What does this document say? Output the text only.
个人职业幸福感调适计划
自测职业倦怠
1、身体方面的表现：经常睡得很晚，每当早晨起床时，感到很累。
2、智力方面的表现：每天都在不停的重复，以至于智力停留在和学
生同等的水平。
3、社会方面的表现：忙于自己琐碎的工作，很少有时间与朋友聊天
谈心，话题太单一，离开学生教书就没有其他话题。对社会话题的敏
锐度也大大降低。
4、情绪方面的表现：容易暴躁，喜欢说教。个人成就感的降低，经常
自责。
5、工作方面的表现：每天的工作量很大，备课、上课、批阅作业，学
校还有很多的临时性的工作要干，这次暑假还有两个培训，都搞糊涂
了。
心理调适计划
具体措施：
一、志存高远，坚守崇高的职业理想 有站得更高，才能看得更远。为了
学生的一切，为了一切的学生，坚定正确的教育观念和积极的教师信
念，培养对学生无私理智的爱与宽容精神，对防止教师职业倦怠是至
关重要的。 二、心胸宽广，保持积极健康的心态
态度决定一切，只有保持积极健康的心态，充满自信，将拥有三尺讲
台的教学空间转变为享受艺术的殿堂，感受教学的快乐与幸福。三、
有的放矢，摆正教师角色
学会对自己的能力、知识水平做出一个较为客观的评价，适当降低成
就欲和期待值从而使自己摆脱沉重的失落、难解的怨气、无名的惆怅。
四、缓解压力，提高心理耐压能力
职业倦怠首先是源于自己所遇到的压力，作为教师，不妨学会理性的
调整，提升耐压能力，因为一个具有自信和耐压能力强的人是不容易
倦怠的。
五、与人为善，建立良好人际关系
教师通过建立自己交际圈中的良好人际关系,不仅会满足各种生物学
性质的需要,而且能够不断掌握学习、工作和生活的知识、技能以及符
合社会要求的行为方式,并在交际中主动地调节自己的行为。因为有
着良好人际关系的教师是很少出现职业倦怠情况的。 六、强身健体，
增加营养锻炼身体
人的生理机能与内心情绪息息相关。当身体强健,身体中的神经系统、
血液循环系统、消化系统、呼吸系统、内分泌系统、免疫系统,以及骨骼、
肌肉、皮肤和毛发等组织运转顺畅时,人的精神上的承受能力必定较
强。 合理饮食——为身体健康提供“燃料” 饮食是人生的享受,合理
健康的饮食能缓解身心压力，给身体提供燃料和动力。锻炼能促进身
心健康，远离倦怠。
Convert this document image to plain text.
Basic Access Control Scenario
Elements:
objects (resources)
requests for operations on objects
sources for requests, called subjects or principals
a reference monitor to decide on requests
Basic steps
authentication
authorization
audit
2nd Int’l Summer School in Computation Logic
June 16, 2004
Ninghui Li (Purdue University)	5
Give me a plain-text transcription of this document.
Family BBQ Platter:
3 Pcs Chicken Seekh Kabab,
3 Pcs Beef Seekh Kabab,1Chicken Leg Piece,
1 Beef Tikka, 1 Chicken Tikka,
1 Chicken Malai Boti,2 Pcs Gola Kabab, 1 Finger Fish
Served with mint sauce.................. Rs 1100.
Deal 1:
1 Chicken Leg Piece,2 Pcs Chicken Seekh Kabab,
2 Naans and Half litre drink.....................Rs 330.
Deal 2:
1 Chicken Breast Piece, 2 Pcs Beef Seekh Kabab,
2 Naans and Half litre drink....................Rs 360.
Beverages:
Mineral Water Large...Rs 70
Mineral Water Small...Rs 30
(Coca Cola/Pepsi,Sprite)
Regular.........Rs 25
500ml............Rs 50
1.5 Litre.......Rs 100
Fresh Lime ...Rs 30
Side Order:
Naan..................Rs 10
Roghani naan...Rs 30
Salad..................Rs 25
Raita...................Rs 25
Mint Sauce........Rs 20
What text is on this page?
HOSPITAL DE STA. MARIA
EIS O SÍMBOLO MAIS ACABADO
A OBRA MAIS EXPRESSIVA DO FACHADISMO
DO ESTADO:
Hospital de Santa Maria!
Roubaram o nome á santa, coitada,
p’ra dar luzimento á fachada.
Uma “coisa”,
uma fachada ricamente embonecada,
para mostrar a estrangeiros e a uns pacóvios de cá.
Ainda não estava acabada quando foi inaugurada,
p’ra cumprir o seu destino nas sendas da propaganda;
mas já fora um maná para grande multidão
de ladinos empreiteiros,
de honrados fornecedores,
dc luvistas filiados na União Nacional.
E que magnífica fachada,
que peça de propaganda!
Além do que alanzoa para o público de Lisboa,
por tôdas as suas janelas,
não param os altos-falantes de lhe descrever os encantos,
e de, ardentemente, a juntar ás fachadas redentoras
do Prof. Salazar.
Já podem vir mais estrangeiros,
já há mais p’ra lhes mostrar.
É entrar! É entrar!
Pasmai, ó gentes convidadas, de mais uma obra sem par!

·····

**TASK GOAL**:
Copy out every line where the word "Mineral" occurs.

**OUTPUT BELOW**:
Mineral Water Large...Rs 70
Mineral Water Small...Rs 30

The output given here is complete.